(Data records)
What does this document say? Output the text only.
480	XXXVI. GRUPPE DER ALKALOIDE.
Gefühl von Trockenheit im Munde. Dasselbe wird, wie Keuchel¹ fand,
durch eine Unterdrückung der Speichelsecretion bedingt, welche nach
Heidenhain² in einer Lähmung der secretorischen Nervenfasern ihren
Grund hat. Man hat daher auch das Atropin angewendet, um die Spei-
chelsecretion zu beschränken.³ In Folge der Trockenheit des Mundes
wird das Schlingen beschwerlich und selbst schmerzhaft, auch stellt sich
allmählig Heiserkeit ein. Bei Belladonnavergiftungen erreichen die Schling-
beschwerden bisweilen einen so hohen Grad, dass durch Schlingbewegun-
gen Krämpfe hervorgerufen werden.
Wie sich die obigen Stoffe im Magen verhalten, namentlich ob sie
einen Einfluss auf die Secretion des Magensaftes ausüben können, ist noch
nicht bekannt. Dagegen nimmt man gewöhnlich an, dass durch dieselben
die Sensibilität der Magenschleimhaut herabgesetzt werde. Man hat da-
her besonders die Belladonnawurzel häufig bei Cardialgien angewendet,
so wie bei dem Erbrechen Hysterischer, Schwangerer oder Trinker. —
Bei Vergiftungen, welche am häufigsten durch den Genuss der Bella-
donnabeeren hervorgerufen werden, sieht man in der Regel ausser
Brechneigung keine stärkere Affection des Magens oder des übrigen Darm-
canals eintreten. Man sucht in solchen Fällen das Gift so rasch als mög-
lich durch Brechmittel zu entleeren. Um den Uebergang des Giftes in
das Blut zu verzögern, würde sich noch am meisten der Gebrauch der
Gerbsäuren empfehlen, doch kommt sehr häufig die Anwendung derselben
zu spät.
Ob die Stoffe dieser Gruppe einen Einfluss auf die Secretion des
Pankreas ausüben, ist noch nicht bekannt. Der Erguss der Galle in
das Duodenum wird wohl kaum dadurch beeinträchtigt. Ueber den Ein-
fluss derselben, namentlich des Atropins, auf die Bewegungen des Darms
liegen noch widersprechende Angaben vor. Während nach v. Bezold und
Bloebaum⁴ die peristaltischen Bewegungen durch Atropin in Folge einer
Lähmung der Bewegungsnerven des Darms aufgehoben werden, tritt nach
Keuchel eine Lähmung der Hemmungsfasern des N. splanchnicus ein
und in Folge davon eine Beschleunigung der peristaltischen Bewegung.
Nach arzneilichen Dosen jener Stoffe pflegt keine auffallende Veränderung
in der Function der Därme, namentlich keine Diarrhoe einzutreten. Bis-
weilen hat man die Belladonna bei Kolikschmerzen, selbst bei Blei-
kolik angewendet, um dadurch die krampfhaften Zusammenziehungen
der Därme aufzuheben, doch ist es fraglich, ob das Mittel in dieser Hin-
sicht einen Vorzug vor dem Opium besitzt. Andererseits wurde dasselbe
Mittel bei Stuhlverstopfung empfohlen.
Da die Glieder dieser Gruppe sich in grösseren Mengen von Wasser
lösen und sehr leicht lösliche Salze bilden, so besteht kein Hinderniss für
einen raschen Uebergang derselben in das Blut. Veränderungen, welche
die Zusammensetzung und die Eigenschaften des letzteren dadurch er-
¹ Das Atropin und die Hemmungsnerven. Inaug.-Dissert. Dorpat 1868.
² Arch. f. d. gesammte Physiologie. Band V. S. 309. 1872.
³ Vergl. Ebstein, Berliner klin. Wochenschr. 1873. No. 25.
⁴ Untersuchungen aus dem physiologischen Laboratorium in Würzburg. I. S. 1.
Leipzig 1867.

What you have to do - All of the entries above need to be reproduced exactly.

Written solution -
What does this document say? Output the text only.
480	XXXVI. GRUPPE DER ALKALOIDE.
Gefühl von Trockenheit im Munde. Dasselbe wird, wie Keuchel¹ fand,
durch eine Unterdrückung der Speichelsecretion bedingt, welche nach
Heidenhain² in einer Lähmung der secretorischen Nervenfasern ihren
Grund hat. Man hat daher auch das Atropin angewendet, um die Spei-
chelsecretion zu beschränken.³ In Folge der Trockenheit des Mundes
wird das Schlingen beschwerlich und selbst schmerzhaft, auch stellt sich
allmählig Heiserkeit ein. Bei Belladonnavergiftungen erreichen die Schling-
beschwerden bisweilen einen so hohen Grad, dass durch Schlingbewegun-
gen Krämpfe hervorgerufen werden.
Wie sich die obigen Stoffe im Magen verhalten, namentlich ob sie
einen Einfluss auf die Secretion des Magensaftes ausüben können, ist noch
nicht bekannt. Dagegen nimmt man gewöhnlich an, dass durch dieselben
die Sensibilität der Magenschleimhaut herabgesetzt werde. Man hat da-
her besonders die Belladonnawurzel häufig bei Cardialgien angewendet,
so wie bei dem Erbrechen Hysterischer, Schwangerer oder Trinker. —
Bei Vergiftungen, welche am häufigsten durch den Genuss der Bella-
donnabeeren hervorgerufen werden, sieht man in der Regel ausser
Brechneigung keine stärkere Affection des Magens oder des übrigen Darm-
canals eintreten. Man sucht in solchen Fällen das Gift so rasch als mög-
lich durch Brechmittel zu entleeren. Um den Uebergang des Giftes in
das Blut zu verzögern, würde sich noch am meisten der Gebrauch der
Gerbsäuren empfehlen, doch kommt sehr häufig die Anwendung derselben
zu spät.
Ob die Stoffe dieser Gruppe einen Einfluss auf die Secretion des
Pankreas ausüben, ist noch nicht bekannt. Der Erguss der Galle in
das Duodenum wird wohl kaum dadurch beeinträchtigt. Ueber den Ein-
fluss derselben, namentlich des Atropins, auf die Bewegungen des Darms
liegen noch widersprechende Angaben vor. Während nach v. Bezold und
Bloebaum⁴ die peristaltischen Bewegungen durch Atropin in Folge einer
Lähmung der Bewegungsnerven des Darms aufgehoben werden, tritt nach
Keuchel eine Lähmung der Hemmungsfasern des N. splanchnicus ein
und in Folge davon eine Beschleunigung der peristaltischen Bewegung.
Nach arzneilichen Dosen jener Stoffe pflegt keine auffallende Veränderung
in der Function der Därme, namentlich keine Diarrhoe einzutreten. Bis-
weilen hat man die Belladonna bei Kolikschmerzen, selbst bei Blei-
kolik angewendet, um dadurch die krampfhaften Zusammenziehungen
der Därme aufzuheben, doch ist es fraglich, ob das Mittel in dieser Hin-
sicht einen Vorzug vor dem Opium besitzt. Andererseits wurde dasselbe
Mittel bei Stuhlverstopfung empfohlen.
Da die Glieder dieser Gruppe sich in grösseren Mengen von Wasser
lösen und sehr leicht lösliche Salze bilden, so besteht kein Hinderniss für
einen raschen Uebergang derselben in das Blut. Veränderungen, welche
die Zusammensetzung und die Eigenschaften des letzteren dadurch er-
¹ Das Atropin und die Hemmungsnerven. Inaug.-Dissert. Dorpat 1868.
² Arch. f. d. gesammte Physiologie. Band V. S. 309. 1872.
³ Vergl. Ebstein, Berliner klin. Wochenschr. 1873. No. 25.
⁴ Untersuchungen aus dem physiologischen Laboratorium in Würzburg. I. S. 1.
Leipzig 1867.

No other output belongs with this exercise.